Co-authored-by: hugo <hugoms@me.com>
2026-03-09 14:43:18 +01:00

25 KiB

bDS — Remaining Feature Work

This document covers the features described in VISION.md that are not yet implemented. Each section is a self-contained plan that can be picked up independently.


1. Post Translation System

Goal

Posts keep their canonical metadata in the main posts table. Translations are stored separately so translated variants cannot drift into full independent posts with their own unrelated metadata. The system must expose translation availability everywhere posts are consumed.

Current State

  • No translation storage model yet.
  • No translation relationship tracking yet.
  • No translation-aware post metadata such as availableLanguages yet.
  • No language/missing-language filtering in post query APIs yet.
  • AI post language detection already exists via chat:detectPostLanguage.
  • AI post analysis already exists via chat:analyzePost and already suggests title, excerpt, and slug.
  • Project-level mainLanguage already exists.

Implementation Plan

1.1 Database Schema

Add a dedicated translations table instead of storing translations as normal posts.

Each translation row should contain only:

  • its own ID
  • translationFor referencing the source post ID
  • language
  • title
  • excerpt
  • content for draft translations only
  • normal timestamps/status fields needed for lifecycle management

Published translations follow the same rule as published posts: body content is not stored in the database and is read from the filesystem.

┄┄┄┄┄┄┄┄┄┄

**Exercise requirements:**
1. In the feature plan, how would you restate the paragraph beginning "Posts keep their canonical metadata" as a short list that keeps its main facts?
2. What is the Spanish translation of this sentence from the feature plan: "Add a dedicated translations table instead of storing translations as normal posts."
3. Do these statements agree with the feature plan? Answer yes or no for each and quote the words that decide it.
(a) AI post language detection is already available.
(b) Published translations keep their body content in the database.
(c) A project-level mainLanguage still has to be added.

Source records
┄┄┄┄┄┄┄┄┄┄

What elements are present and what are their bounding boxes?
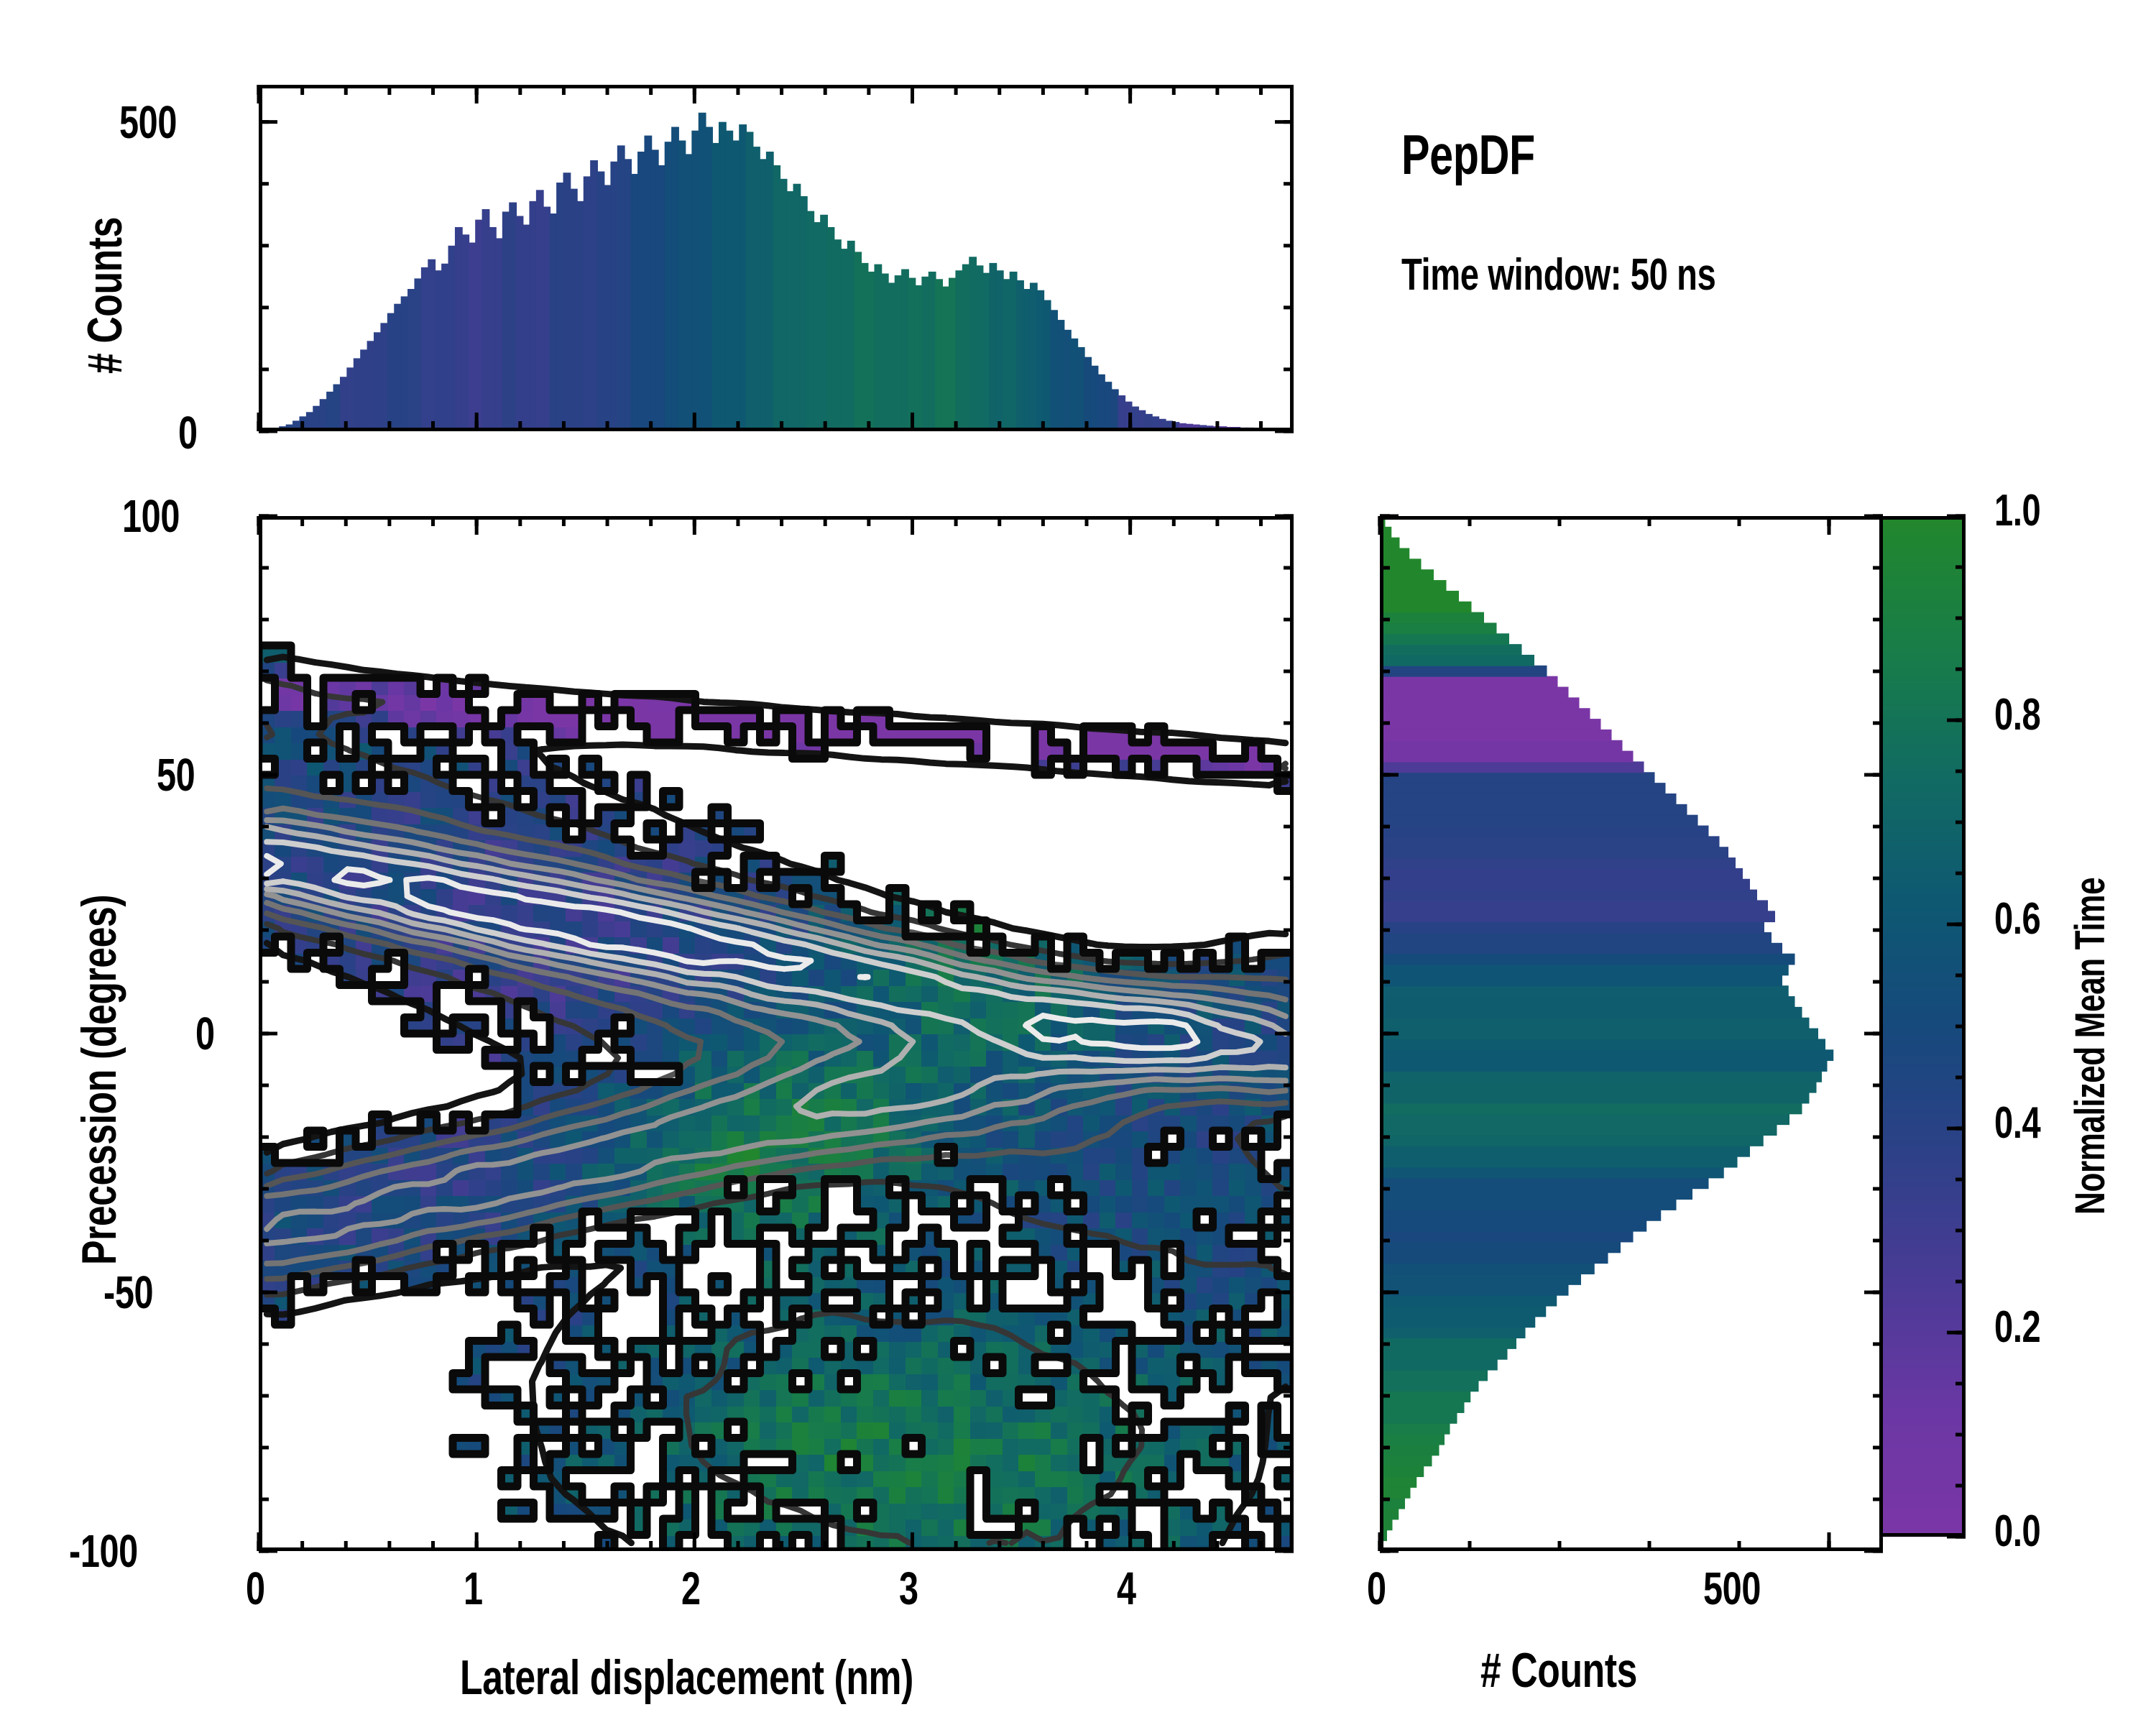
figure-root: PepDF Time window: 50 ns # Counts 0 500 … [0,0,2156,1725]
colorbar-label: Normalized Mean Time [2070,878,2111,1215]
colorbar-tick-0: 0.0 [1994,1509,2040,1554]
top-hist-ylabel: # Counts [80,217,129,374]
main-ytick-0: 0 [195,1011,215,1057]
main-xlabel: Lateral displacement (nm) [460,1653,913,1702]
main-xtick-0: 0 [246,1565,265,1611]
main-ytick-100: 100 [122,493,180,539]
right-hist-xtick-0: 0 [1367,1565,1386,1611]
main-ytick-50: 50 [157,752,195,798]
main-xtick-2: 2 [681,1565,701,1611]
colorbar-tick-2: 0.4 [1994,1101,2040,1146]
top-hist-ytick-0: 0 [178,410,198,456]
colorbar-tick-4: 0.8 [1994,693,2040,737]
figure-canvas [0,0,2156,1725]
colorbar-tick-5: 1.0 [1994,489,2040,533]
plot-title: PepDF [1401,126,1535,183]
colorbar-tick-1: 0.2 [1994,1305,2040,1350]
right-hist-xtick-500: 500 [1703,1565,1761,1611]
main-xtick-3: 3 [899,1565,918,1611]
plot-subtitle: Time window: 50 ns [1401,253,1715,298]
main-ytick-neg100: -100 [69,1528,138,1574]
top-hist-ytick-500: 500 [119,99,177,145]
colorbar-tick-3: 0.6 [1994,897,2040,942]
main-ylabel: Precession (degrees) [75,895,124,1265]
right-hist-xlabel: # Counts [1480,1646,1637,1695]
main-xtick-4: 4 [1117,1565,1136,1611]
main-ytick-neg50: -50 [103,1269,153,1315]
main-xtick-1: 1 [464,1565,483,1611]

┄┄┄┄┄┄┄┄┄┄

**The results:**
1.
- Canonical post metadata stays in the main posts table.
- Translations are stored separately, so translated variants cannot become independent posts with unrelated metadata.
- Translation availability must be exposed wherever posts are consumed.

2. Agregue una tabla dedicada de traducciones en lugar de almacenar las traducciones como publicaciones normales.

3.
(a) Yes: "AI post language detection already exists via chat:detectPostLanguage."
(b) No: "body content is not stored in the database and is read from the filesystem."
(c) No: "Project-level mainLanguage already exists."